Set down each record exactly as written.

══ Data listing ══

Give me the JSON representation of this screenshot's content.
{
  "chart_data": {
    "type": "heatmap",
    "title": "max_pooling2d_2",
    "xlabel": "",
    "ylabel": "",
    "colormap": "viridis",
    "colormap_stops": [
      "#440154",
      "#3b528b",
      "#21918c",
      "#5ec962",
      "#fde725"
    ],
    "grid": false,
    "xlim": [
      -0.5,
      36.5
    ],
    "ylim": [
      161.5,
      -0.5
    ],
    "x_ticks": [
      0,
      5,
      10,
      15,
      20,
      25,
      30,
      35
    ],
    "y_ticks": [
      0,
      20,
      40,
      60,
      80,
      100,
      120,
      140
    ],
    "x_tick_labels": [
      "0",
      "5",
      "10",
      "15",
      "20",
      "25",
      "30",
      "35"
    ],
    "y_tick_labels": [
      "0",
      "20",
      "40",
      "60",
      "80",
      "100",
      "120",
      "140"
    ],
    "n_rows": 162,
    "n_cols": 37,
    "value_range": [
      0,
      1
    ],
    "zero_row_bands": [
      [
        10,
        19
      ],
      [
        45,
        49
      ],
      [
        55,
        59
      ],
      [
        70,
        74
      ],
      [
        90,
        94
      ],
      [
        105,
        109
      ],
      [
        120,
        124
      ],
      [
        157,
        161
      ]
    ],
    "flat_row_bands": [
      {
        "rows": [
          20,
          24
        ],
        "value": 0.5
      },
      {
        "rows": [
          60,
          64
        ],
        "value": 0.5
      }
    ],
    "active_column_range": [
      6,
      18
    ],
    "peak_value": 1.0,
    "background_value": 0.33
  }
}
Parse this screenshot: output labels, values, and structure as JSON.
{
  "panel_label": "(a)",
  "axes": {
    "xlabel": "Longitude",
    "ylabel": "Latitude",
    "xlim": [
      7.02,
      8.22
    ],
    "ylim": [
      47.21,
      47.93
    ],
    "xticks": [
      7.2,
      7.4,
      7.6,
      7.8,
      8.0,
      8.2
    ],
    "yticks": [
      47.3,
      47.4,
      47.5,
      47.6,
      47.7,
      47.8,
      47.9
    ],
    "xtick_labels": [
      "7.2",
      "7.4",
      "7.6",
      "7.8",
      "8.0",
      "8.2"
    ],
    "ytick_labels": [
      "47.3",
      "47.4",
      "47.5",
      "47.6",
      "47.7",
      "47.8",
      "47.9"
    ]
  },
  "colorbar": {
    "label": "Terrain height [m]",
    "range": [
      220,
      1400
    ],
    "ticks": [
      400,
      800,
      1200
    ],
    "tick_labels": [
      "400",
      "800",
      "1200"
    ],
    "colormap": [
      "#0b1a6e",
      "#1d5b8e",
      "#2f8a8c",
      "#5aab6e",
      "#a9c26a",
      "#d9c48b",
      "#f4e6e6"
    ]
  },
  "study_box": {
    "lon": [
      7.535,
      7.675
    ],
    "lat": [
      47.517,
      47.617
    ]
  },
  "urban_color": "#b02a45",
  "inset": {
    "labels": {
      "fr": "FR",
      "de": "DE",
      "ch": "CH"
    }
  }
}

═══

- Reply
Give me the JSON representation of this screenshot's content.
{
  "chart_data": {
    "type": "heatmap",
    "title": "max_pooling2d_2",
    "xlabel": "",
    "ylabel": "",
    "colormap": "viridis",
    "colormap_stops": [
      "#440154",
      "#3b528b",
      "#21918c",
      "#5ec962",
      "#fde725"
    ],
    "grid": false,
    "xlim": [
      -0.5,
      36.5
    ],
    "ylim": [
      161.5,
      -0.5
    ],
    "x_ticks": [
      0,
      5,
      10,
      15,
      20,
      25,
      30,
      35
    ],
    "y_ticks": [
      0,
      20,
      40,
      60,
      80,
      100,
      120,
      140
    ],
    "x_tick_labels": [
      "0",
      "5",
      "10",
      "15",
      "20",
      "25",
      "30",
      "35"
    ],
    "y_tick_labels": [
      "0",
      "20",
      "40",
      "60",
      "80",
      "100",
      "120",
      "140"
    ],
    "n_rows": 162,
    "n_cols": 37,
    "value_range": [
      0,
      1
    ],
    "zero_row_bands": [
      [
        10,
        19
      ],
      [
        45,
        49
      ],
      [
        55,
        59
      ],
      [
        70,
        74
      ],
      [
        90,
        94
      ],
      [
        105,
        109
      ],
      [
        120,
        124
      ],
      [
        157,
        161
      ]
    ],
    "flat_row_bands": [
      {
        "rows": [
          20,
          24
        ],
        "value": 0.5
      },
      {
        "rows": [
          60,
          64
        ],
        "value": 0.5
      }
    ],
    "active_column_range": [
      6,
      18
    ],
    "peak_value": 1.0,
    "background_value": 0.33
  }
}
Parse this screenshot: output labels, values, and structure as JSON.
{
  "panel_label": "(a)",
  "axes": {
    "xlabel": "Longitude",
    "ylabel": "Latitude",
    "xlim": [
      7.02,
      8.22
    ],
    "ylim": [
      47.21,
      47.93
    ],
    "xticks": [
      7.2,
      7.4,
      7.6,
      7.8,
      8.0,
      8.2
    ],
    "yticks": [
      47.3,
      47.4,
      47.5,
      47.6,
      47.7,
      47.8,
      47.9
    ],
    "xtick_labels": [
      "7.2",
      "7.4",
      "7.6",
      "7.8",
      "8.0",
      "8.2"
    ],
    "ytick_labels": [
      "47.3",
      "47.4",
      "47.5",
      "47.6",
      "47.7",
      "47.8",
      "47.9"
    ]
  },
  "colorbar": {
    "label": "Terrain height [m]",
    "range": [
      220,
      1400
    ],
    "ticks": [
      400,
      800,
      1200
    ],
    "tick_labels": [
      "400",
      "800",
      "1200"
    ],
    "colormap": [
      "#0b1a6e",
      "#1d5b8e",
      "#2f8a8c",
      "#5aab6e",
      "#a9c26a",
      "#d9c48b",
      "#f4e6e6"
    ]
  },
  "study_box": {
    "lon": [
      7.535,
      7.675
    ],
    "lat": [
      47.517,
      47.617
    ]
  },
  "urban_color": "#b02a45",
  "inset": {
    "labels": {
      "fr": "FR",
      "de": "DE",
      "ch": "CH"
    }
  }
}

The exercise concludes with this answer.